- **Entries supplied**:
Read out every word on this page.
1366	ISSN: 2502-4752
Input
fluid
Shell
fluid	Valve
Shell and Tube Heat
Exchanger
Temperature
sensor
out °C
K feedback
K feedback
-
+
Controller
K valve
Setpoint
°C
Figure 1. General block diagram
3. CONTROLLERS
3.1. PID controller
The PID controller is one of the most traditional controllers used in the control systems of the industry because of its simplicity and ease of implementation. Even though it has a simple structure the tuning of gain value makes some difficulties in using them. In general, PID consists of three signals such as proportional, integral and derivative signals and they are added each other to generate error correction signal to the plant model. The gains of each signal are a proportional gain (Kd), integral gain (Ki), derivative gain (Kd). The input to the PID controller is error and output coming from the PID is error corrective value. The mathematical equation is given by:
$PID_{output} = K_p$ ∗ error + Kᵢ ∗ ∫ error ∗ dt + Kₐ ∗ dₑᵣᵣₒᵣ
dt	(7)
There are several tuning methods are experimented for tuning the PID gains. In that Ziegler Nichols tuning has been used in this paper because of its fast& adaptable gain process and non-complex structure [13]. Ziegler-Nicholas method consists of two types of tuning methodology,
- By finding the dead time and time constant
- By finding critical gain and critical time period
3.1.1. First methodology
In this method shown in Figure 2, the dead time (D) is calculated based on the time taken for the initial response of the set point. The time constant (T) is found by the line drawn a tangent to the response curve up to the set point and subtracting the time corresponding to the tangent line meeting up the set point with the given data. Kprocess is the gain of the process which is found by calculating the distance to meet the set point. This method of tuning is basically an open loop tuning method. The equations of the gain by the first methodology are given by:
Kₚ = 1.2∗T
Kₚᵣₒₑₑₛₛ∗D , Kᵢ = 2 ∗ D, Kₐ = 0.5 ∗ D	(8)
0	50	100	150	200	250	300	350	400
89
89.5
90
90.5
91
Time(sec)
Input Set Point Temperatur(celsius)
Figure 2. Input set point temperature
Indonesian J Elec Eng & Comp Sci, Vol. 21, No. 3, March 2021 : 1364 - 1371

- **Challenge**: From the data above, copy out every line with the string "output" in it.

- **Reply**:
The PID controller is one of the most traditional controllers used in the control systems of the industry because of its simplicity and ease of implementation. Even though it has a simple structure the tuning of gain value makes some difficulties in using them. In general, PID consists of three signals such as proportional, integral and derivative signals and they are added each other to generate error correction signal to the plant model. The gains of each signal are a proportional gain (Kd), integral gain (Ki), derivative gain (Kd). The input to the PID controller is error and output coming from the PID is error corrective value. The mathematical equation is given by:
$PID_{output} = K_p$ ∗ error + Kᵢ ∗ ∫ error ∗ dt + Kₐ ∗ dₑᵣᵣₒᵣ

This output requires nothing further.